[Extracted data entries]

● ● ● ● ● ● ●

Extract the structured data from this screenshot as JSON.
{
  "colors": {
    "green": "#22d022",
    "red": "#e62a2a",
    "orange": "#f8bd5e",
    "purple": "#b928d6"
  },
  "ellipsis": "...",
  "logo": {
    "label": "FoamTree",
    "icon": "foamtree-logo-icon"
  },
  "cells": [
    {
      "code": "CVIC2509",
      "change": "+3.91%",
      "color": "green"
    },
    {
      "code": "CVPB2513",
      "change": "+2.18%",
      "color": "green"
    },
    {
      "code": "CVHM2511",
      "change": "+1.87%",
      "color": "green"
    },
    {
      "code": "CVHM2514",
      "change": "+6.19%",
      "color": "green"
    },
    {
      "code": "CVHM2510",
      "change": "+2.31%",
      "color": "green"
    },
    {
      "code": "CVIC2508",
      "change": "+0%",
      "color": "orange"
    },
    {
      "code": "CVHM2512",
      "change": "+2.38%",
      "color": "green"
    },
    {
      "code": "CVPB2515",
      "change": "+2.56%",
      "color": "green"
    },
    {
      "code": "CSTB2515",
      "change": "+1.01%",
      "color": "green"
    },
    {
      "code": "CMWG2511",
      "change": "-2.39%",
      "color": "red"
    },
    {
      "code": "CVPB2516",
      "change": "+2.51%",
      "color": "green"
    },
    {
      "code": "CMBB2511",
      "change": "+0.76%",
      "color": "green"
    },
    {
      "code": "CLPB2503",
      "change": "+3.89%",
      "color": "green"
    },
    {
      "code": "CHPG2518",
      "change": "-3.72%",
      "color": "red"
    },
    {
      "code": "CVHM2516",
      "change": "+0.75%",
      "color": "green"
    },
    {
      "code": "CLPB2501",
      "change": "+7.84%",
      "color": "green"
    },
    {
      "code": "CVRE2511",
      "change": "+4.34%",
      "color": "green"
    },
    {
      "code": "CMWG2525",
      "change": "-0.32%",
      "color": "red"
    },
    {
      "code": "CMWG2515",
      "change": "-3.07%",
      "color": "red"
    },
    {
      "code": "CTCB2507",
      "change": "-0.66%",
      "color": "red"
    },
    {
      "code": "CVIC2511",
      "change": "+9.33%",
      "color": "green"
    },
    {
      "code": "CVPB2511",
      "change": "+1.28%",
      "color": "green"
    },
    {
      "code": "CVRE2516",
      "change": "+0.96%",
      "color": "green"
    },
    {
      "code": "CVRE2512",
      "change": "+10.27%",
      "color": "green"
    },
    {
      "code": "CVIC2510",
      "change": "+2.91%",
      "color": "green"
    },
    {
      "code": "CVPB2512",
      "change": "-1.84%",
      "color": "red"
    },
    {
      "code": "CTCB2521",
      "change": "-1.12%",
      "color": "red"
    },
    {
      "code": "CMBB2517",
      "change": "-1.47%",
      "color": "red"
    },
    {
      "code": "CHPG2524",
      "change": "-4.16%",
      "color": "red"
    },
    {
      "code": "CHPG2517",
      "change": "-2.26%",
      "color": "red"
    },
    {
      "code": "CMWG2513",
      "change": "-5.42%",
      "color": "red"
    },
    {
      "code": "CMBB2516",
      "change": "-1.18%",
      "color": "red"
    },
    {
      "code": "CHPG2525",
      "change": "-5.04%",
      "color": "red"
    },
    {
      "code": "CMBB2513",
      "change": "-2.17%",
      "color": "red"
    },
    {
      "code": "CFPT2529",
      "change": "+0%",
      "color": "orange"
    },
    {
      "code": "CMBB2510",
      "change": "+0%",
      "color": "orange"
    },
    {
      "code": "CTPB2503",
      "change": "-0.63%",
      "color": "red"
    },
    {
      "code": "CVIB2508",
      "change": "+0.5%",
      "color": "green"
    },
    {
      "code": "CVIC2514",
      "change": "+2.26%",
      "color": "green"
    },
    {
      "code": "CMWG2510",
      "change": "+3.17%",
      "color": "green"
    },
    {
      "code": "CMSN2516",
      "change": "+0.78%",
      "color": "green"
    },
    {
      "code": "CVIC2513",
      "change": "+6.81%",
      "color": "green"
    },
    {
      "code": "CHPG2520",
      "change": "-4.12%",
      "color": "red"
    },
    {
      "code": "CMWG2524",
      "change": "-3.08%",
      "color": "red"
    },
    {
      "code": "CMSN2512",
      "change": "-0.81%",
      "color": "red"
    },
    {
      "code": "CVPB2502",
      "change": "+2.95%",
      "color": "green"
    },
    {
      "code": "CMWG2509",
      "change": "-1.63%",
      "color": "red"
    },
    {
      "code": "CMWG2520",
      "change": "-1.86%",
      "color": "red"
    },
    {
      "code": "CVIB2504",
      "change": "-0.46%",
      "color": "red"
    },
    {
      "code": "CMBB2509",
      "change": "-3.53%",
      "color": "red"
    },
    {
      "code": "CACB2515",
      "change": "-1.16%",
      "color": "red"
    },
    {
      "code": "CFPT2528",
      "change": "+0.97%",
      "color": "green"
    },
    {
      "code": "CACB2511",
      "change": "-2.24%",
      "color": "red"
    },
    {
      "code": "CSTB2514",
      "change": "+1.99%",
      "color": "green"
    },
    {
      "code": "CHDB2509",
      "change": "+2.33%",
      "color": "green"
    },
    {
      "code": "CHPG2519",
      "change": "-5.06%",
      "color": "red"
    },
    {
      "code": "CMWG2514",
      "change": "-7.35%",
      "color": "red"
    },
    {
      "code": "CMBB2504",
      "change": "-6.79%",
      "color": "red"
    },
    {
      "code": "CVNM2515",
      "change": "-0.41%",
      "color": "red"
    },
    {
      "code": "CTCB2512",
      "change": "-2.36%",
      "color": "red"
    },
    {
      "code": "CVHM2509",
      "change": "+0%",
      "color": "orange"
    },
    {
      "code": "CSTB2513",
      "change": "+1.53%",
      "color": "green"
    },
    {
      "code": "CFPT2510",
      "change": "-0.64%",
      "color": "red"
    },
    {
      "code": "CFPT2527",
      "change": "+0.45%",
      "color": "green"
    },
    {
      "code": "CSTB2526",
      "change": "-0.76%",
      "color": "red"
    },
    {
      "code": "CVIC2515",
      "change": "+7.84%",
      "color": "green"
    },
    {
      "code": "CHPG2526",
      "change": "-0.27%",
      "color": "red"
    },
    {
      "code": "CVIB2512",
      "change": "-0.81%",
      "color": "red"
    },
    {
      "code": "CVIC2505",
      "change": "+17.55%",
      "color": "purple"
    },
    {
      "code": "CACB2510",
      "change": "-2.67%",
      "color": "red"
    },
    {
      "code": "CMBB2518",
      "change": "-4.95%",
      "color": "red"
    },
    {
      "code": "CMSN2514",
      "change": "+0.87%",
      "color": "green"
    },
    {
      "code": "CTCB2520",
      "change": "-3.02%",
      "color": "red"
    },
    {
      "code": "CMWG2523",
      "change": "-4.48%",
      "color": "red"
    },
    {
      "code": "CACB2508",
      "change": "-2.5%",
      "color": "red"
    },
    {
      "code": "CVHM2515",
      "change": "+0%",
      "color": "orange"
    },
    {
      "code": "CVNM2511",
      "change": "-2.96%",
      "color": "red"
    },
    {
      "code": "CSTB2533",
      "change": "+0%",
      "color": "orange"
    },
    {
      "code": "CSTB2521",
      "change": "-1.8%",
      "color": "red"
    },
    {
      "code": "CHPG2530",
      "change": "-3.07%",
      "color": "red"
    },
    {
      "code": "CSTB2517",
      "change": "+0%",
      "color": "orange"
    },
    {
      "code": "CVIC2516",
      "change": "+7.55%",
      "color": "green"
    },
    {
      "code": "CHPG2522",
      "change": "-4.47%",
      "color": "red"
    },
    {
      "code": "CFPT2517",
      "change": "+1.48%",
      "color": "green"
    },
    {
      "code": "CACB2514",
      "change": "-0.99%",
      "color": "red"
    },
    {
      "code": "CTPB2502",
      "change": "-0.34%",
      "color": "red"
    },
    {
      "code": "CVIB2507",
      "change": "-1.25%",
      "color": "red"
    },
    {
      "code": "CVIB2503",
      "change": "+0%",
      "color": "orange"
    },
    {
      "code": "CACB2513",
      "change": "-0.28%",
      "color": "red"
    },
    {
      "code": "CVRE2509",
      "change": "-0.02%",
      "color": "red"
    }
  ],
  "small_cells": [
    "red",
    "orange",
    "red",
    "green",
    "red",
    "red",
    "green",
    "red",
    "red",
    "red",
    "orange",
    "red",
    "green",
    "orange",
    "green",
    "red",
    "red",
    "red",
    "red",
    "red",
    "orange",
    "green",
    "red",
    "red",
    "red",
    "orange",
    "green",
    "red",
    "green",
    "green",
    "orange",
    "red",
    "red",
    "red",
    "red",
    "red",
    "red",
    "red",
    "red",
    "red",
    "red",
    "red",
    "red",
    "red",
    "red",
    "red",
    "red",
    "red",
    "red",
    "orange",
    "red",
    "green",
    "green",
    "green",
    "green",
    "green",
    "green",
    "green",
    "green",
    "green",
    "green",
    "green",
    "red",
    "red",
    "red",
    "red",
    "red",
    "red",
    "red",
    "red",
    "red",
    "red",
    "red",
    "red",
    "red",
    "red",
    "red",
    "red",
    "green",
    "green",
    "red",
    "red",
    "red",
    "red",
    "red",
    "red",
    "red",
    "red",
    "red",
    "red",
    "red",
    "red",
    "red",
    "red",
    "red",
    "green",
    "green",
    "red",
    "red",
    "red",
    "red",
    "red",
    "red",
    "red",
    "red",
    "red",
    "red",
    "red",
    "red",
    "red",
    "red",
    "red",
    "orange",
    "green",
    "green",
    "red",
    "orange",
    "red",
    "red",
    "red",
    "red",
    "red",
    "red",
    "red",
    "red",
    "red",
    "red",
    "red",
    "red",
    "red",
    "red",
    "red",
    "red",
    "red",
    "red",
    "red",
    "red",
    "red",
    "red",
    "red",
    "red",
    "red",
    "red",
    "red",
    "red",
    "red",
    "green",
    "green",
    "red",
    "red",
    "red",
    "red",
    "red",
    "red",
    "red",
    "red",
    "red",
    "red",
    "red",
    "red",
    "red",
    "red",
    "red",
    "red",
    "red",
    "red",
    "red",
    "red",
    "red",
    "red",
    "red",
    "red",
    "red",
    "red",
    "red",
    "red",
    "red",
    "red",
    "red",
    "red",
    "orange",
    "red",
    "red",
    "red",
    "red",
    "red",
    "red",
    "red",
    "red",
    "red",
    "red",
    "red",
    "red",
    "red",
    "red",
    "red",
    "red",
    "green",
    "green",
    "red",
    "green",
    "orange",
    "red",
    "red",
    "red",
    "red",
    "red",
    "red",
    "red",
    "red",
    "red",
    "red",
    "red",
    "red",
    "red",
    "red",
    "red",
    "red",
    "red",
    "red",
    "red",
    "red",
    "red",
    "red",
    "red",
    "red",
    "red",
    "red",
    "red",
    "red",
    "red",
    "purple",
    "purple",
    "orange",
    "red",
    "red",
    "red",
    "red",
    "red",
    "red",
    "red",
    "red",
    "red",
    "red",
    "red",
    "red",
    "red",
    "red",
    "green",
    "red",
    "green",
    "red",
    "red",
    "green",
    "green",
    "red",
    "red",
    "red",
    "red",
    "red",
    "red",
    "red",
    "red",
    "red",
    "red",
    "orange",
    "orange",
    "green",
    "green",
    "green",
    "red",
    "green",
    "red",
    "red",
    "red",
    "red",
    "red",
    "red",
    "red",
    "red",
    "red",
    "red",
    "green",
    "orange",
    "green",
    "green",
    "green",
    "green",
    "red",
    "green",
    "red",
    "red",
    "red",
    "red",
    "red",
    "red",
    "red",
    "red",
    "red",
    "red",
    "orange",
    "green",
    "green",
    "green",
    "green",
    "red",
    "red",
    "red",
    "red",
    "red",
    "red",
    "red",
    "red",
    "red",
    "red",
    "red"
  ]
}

● ● ● ● ● ● ●

OBJECTIVE:
Search the data for "purple" and list every line in which it occurs.

FINAL RESULT:
    "purple": "#b928d6"
      "color": "purple"
    "purple",
    "purple",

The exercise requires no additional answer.